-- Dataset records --
* * *
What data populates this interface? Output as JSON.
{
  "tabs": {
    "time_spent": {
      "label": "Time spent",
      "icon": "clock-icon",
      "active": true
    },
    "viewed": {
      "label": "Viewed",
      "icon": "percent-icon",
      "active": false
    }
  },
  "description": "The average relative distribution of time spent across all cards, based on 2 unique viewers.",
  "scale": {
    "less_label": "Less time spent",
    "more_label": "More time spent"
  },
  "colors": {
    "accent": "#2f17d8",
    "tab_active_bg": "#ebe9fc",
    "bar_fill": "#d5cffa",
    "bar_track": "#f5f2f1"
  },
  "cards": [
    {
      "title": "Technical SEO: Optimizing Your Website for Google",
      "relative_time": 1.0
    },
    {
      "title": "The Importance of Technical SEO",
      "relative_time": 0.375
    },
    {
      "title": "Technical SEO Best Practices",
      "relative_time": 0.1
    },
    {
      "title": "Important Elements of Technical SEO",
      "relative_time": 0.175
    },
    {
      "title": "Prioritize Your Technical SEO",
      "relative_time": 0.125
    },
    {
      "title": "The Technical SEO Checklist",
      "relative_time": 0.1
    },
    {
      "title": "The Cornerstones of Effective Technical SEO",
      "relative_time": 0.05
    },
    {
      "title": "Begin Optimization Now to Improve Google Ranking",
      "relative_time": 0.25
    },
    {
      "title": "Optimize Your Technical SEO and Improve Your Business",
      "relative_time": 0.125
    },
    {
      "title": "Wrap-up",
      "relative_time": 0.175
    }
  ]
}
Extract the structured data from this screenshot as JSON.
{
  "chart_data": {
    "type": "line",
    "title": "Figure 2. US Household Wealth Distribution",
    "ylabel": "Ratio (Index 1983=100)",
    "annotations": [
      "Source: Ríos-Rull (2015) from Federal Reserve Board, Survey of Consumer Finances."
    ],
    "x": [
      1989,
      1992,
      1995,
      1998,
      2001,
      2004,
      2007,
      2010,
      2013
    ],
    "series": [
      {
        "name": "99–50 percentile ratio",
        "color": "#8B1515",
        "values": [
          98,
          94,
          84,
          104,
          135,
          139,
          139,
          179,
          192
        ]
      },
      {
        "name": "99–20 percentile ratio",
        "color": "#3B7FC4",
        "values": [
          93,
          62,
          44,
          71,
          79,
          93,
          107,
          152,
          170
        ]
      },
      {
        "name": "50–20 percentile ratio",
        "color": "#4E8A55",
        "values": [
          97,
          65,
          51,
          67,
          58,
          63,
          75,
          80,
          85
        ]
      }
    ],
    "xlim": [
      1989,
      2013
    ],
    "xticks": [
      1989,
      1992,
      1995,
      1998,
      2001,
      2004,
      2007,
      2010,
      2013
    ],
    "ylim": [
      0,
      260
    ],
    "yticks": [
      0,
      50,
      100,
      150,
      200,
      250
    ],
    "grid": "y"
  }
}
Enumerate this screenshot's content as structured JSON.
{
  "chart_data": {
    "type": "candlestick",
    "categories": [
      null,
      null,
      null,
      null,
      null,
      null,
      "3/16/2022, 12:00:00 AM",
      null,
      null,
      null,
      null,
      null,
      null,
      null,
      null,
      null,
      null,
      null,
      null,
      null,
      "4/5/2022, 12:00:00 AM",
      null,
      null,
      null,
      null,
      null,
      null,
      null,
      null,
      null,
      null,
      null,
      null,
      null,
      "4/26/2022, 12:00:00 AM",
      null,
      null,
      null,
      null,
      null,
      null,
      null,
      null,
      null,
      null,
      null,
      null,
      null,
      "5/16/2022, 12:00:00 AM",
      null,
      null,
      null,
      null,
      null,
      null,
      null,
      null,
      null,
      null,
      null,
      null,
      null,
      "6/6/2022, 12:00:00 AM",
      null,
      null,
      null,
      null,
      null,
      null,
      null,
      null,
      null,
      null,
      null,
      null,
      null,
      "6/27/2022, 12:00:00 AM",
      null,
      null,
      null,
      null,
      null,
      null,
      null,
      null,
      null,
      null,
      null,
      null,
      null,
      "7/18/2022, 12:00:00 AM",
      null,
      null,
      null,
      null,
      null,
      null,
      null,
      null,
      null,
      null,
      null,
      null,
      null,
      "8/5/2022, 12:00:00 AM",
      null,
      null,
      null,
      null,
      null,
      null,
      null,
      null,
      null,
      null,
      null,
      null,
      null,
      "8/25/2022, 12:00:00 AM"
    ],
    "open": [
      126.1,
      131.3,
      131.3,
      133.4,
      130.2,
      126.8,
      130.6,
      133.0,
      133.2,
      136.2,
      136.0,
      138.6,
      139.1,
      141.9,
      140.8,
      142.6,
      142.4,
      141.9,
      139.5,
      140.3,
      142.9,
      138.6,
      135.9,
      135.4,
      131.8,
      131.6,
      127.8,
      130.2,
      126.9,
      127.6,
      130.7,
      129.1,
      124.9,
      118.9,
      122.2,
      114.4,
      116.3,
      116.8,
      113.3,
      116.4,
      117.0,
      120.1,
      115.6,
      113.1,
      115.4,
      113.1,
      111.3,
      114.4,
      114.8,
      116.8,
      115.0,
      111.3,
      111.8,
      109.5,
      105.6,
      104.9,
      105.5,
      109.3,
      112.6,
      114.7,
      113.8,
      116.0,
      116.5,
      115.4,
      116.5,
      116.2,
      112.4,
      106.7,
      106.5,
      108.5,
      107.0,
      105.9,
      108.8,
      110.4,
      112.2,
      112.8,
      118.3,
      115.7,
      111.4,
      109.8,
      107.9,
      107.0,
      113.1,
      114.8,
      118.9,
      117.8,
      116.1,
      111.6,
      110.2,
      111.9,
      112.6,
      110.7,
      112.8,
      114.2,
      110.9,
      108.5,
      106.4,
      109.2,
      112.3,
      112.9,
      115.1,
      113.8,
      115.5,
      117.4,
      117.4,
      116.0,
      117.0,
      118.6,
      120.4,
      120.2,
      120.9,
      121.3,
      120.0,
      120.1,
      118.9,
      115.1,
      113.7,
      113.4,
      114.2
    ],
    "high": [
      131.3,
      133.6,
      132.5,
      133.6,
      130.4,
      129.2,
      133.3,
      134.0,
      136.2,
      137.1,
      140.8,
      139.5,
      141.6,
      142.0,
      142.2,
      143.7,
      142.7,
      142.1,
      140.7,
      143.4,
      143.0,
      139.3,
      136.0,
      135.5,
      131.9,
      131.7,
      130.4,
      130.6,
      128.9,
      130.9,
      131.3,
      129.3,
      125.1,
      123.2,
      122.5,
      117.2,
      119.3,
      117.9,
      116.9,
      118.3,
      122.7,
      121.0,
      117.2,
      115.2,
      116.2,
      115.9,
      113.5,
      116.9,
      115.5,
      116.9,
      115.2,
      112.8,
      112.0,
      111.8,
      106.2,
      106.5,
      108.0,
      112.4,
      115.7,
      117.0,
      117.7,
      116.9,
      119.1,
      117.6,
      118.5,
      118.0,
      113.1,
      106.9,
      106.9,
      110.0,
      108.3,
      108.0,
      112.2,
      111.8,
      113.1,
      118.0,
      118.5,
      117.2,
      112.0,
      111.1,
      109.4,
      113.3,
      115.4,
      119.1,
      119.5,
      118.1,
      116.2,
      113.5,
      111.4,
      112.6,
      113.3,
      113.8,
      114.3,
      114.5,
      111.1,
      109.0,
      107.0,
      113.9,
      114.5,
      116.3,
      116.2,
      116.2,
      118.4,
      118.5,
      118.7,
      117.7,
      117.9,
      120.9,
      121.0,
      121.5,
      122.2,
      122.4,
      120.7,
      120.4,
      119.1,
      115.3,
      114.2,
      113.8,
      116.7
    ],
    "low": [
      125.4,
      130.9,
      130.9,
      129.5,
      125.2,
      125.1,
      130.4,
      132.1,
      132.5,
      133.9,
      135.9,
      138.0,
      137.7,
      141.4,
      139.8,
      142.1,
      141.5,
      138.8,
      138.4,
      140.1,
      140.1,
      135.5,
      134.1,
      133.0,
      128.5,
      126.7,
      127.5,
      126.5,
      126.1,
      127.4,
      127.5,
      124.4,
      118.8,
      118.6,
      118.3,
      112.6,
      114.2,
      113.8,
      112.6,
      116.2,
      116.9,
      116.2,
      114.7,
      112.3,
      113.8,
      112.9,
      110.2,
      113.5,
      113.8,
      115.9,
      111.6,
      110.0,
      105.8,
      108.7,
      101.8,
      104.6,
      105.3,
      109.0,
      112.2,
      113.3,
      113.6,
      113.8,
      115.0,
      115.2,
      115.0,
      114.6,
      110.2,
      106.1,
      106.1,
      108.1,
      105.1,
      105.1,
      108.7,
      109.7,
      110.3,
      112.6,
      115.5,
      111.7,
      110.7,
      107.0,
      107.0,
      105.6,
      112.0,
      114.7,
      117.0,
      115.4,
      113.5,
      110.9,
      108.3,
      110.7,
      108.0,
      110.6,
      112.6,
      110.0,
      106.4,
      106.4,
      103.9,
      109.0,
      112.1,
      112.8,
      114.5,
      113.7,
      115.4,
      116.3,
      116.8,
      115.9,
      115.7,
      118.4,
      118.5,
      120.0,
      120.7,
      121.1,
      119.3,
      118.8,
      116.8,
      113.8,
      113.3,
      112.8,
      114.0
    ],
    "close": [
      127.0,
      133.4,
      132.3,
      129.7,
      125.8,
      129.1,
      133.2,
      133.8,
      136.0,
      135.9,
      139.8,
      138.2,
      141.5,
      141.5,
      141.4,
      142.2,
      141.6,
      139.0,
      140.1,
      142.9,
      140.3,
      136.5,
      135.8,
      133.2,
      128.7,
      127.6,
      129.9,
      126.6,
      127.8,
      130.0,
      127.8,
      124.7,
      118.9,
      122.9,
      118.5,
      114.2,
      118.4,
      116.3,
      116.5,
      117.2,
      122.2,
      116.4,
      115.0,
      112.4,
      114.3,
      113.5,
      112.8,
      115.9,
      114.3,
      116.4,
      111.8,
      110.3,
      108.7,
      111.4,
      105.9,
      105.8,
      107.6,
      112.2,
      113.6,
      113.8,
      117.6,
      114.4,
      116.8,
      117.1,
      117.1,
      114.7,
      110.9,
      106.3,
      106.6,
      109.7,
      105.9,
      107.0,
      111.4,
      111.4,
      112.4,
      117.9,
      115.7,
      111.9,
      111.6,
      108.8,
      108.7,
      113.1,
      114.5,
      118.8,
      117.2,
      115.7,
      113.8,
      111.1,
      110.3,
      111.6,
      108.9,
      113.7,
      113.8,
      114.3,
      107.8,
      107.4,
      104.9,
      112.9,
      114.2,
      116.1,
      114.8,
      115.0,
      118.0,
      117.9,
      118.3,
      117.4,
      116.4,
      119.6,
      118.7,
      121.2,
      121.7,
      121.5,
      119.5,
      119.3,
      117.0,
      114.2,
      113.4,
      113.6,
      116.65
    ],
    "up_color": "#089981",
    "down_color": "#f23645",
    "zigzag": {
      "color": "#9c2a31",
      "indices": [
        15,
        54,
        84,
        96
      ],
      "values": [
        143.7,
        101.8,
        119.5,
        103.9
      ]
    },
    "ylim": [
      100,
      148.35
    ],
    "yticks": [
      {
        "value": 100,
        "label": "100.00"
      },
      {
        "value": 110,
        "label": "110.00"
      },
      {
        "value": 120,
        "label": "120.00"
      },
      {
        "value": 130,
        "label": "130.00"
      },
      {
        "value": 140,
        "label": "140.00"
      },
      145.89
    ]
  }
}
* * *
-- Task to carry out --
Gather each line in the data that holds the string "title".

-- Exercise answer --
      "title": "Technical SEO: Optimizing Your Website for Google",
      "title": "The Importance of Technical SEO",
      "title": "Technical SEO Best Practices",
      "title": "Important Elements of Technical SEO",
      "title": "Prioritize Your Technical SEO",
      "title": "The Technical SEO Checklist",
      "title": "The Cornerstones of Effective Technical SEO",
      "title": "Begin Optimization Now to Improve Google Ranking",
      "title": "Optimize Your Technical SEO and Improve Your Business",
      "title": "Wrap-up",
    "title": "Figure 2. US Household Wealth Distribution",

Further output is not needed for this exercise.